→ Given exercise: Transcribe the records below exactly.
— start of Data listing —
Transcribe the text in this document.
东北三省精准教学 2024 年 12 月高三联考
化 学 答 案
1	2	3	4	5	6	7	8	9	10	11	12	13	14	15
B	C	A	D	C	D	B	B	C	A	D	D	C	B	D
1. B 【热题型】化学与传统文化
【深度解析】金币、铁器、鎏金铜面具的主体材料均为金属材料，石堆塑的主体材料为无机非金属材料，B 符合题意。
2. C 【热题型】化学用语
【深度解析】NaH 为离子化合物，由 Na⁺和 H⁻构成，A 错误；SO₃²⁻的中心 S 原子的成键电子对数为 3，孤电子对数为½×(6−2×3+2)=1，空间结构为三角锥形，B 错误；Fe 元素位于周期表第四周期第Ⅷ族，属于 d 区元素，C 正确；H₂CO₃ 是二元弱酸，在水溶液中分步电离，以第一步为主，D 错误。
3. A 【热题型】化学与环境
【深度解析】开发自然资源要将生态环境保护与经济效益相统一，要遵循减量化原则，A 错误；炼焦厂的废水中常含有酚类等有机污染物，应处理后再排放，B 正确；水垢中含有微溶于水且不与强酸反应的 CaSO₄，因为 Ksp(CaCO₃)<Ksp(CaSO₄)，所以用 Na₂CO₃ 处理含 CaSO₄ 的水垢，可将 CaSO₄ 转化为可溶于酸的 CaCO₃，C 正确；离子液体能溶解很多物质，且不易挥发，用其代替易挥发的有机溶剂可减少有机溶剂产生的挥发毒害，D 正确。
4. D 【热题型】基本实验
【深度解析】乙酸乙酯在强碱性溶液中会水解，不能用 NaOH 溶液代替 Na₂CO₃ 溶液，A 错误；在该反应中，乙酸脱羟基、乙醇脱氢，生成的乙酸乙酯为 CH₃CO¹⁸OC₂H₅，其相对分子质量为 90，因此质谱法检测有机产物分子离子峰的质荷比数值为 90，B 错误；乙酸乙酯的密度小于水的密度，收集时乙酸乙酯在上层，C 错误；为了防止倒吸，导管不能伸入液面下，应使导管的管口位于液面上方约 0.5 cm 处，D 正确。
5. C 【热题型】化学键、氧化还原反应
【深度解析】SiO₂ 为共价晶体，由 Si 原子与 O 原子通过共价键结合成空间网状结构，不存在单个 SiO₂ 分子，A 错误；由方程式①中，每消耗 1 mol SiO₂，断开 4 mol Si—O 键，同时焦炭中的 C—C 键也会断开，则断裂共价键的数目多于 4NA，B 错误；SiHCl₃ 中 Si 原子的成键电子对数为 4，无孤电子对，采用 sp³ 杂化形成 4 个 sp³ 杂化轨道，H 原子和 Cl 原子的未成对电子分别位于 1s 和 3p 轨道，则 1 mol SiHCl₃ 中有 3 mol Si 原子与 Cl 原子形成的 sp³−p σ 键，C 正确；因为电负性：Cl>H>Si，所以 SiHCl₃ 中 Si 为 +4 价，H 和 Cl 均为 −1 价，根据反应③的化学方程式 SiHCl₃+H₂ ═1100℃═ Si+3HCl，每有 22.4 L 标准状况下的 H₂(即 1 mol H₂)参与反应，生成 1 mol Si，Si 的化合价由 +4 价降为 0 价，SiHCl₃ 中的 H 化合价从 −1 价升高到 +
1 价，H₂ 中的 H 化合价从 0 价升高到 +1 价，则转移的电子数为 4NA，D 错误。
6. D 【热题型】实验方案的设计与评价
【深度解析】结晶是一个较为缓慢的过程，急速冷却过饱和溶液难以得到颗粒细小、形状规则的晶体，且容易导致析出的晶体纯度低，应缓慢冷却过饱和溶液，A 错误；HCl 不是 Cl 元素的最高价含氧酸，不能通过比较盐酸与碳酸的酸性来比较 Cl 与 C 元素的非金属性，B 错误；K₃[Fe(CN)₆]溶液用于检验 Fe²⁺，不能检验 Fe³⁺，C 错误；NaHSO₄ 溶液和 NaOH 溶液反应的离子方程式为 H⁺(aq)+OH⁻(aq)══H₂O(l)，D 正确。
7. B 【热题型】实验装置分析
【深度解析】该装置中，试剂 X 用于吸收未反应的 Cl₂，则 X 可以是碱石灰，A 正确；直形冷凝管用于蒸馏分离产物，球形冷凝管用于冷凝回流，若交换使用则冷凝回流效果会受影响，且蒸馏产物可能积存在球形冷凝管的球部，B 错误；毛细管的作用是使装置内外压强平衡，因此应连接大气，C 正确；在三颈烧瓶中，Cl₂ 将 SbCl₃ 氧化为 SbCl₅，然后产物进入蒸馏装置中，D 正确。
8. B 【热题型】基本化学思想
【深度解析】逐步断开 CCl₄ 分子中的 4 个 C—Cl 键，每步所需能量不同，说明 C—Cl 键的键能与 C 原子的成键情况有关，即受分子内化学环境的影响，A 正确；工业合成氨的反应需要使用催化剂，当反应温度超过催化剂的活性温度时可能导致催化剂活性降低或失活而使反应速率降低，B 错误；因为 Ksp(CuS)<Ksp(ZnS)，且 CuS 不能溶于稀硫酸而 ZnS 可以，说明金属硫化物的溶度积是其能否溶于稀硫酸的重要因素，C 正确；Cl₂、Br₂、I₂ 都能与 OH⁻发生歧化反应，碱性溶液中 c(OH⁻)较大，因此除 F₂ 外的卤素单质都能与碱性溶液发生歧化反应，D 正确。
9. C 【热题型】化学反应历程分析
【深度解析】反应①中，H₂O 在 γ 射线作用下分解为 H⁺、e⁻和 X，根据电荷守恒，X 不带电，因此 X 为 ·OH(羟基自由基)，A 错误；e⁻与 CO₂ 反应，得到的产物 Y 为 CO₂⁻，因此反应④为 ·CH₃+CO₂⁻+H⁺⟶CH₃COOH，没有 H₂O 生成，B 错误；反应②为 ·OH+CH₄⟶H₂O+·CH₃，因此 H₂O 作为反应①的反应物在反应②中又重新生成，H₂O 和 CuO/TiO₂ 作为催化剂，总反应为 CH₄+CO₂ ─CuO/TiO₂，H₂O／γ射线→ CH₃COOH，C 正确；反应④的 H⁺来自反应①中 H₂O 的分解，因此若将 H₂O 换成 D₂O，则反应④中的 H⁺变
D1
— end of Data listing —
→ Output for this exercise:
Transcribe the text in this document.
东北三省精准教学 2024 年 12 月高三联考
化 学 答 案
1	2	3	4	5	6	7	8	9	10	11	12	13	14	15
B	C	A	D	C	D	B	B	C	A	D	D	C	B	D
1. B 【热题型】化学与传统文化
【深度解析】金币、铁器、鎏金铜面具的主体材料均为金属材料，石堆塑的主体材料为无机非金属材料，B 符合题意。
2. C 【热题型】化学用语
【深度解析】NaH 为离子化合物，由 Na⁺和 H⁻构成，A 错误；SO₃²⁻的中心 S 原子的成键电子对数为 3，孤电子对数为½×(6−2×3+2)=1，空间结构为三角锥形，B 错误；Fe 元素位于周期表第四周期第Ⅷ族，属于 d 区元素，C 正确；H₂CO₃ 是二元弱酸，在水溶液中分步电离，以第一步为主，D 错误。
3. A 【热题型】化学与环境
【深度解析】开发自然资源要将生态环境保护与经济效益相统一，要遵循减量化原则，A 错误；炼焦厂的废水中常含有酚类等有机污染物，应处理后再排放，B 正确；水垢中含有微溶于水且不与强酸反应的 CaSO₄，因为 Ksp(CaCO₃)<Ksp(CaSO₄)，所以用 Na₂CO₃ 处理含 CaSO₄ 的水垢，可将 CaSO₄ 转化为可溶于酸的 CaCO₃，C 正确；离子液体能溶解很多物质，且不易挥发，用其代替易挥发的有机溶剂可减少有机溶剂产生的挥发毒害，D 正确。
4. D 【热题型】基本实验
【深度解析】乙酸乙酯在强碱性溶液中会水解，不能用 NaOH 溶液代替 Na₂CO₃ 溶液，A 错误；在该反应中，乙酸脱羟基、乙醇脱氢，生成的乙酸乙酯为 CH₃CO¹⁸OC₂H₅，其相对分子质量为 90，因此质谱法检测有机产物分子离子峰的质荷比数值为 90，B 错误；乙酸乙酯的密度小于水的密度，收集时乙酸乙酯在上层，C 错误；为了防止倒吸，导管不能伸入液面下，应使导管的管口位于液面上方约 0.5 cm 处，D 正确。
5. C 【热题型】化学键、氧化还原反应
【深度解析】SiO₂ 为共价晶体，由 Si 原子与 O 原子通过共价键结合成空间网状结构，不存在单个 SiO₂ 分子，A 错误；由方程式①中，每消耗 1 mol SiO₂，断开 4 mol Si—O 键，同时焦炭中的 C—C 键也会断开，则断裂共价键的数目多于 4NA，B 错误；SiHCl₃ 中 Si 原子的成键电子对数为 4，无孤电子对，采用 sp³ 杂化形成 4 个 sp³ 杂化轨道，H 原子和 Cl 原子的未成对电子分别位于 1s 和 3p 轨道，则 1 mol SiHCl₃ 中有 3 mol Si 原子与 Cl 原子形成的 sp³−p σ 键，C 正确；因为电负性：Cl>H>Si，所以 SiHCl₃ 中 Si 为 +4 价，H 和 Cl 均为 −1 价，根据反应③的化学方程式 SiHCl₃+H₂ ═1100℃═ Si+3HCl，每有 22.4 L 标准状况下的 H₂(即 1 mol H₂)参与反应，生成 1 mol Si，Si 的化合价由 +4 价降为 0 价，SiHCl₃ 中的 H 化合价从 −1 价升高到 +
1 价，H₂ 中的 H 化合价从 0 价升高到 +1 价，则转移的电子数为 4NA，D 错误。
6. D 【热题型】实验方案的设计与评价
【深度解析】结晶是一个较为缓慢的过程，急速冷却过饱和溶液难以得到颗粒细小、形状规则的晶体，且容易导致析出的晶体纯度低，应缓慢冷却过饱和溶液，A 错误；HCl 不是 Cl 元素的最高价含氧酸，不能通过比较盐酸与碳酸的酸性来比较 Cl 与 C 元素的非金属性，B 错误；K₃[Fe(CN)₆]溶液用于检验 Fe²⁺，不能检验 Fe³⁺，C 错误；NaHSO₄ 溶液和 NaOH 溶液反应的离子方程式为 H⁺(aq)+OH⁻(aq)══H₂O(l)，D 正确。
7. B 【热题型】实验装置分析
【深度解析】该装置中，试剂 X 用于吸收未反应的 Cl₂，则 X 可以是碱石灰，A 正确；直形冷凝管用于蒸馏分离产物，球形冷凝管用于冷凝回流，若交换使用则冷凝回流效果会受影响，且蒸馏产物可能积存在球形冷凝管的球部，B 错误；毛细管的作用是使装置内外压强平衡，因此应连接大气，C 正确；在三颈烧瓶中，Cl₂ 将 SbCl₃ 氧化为 SbCl₅，然后产物进入蒸馏装置中，D 正确。
8. B 【热题型】基本化学思想
【深度解析】逐步断开 CCl₄ 分子中的 4 个 C—Cl 键，每步所需能量不同，说明 C—Cl 键的键能与 C 原子的成键情况有关，即受分子内化学环境的影响，A 正确；工业合成氨的反应需要使用催化剂，当反应温度超过催化剂的活性温度时可能导致催化剂活性降低或失活而使反应速率降低，B 错误；因为 Ksp(CuS)<Ksp(ZnS)，且 CuS 不能溶于稀硫酸而 ZnS 可以，说明金属硫化物的溶度积是其能否溶于稀硫酸的重要因素，C 正确；Cl₂、Br₂、I₂ 都能与 OH⁻发生歧化反应，碱性溶液中 c(OH⁻)较大，因此除 F₂ 外的卤素单质都能与碱性溶液发生歧化反应，D 正确。
9. C 【热题型】化学反应历程分析
【深度解析】反应①中，H₂O 在 γ 射线作用下分解为 H⁺、e⁻和 X，根据电荷守恒，X 不带电，因此 X 为 ·OH(羟基自由基)，A 错误；e⁻与 CO₂ 反应，得到的产物 Y 为 CO₂⁻，因此反应④为 ·CH₃+CO₂⁻+H⁺⟶CH₃COOH，没有 H₂O 生成，B 错误；反应②为 ·OH+CH₄⟶H₂O+·CH₃，因此 H₂O 作为反应①的反应物在反应②中又重新生成，H₂O 和 CuO/TiO₂ 作为催化剂，总反应为 CH₄+CO₂ ─CuO/TiO₂，H₂O／γ射线→ CH₃COOH，C 正确；反应④的 H⁺来自反应①中 H₂O 的分解，因此若将 H₂O 换成 D₂O，则反应④中的 H⁺变
D1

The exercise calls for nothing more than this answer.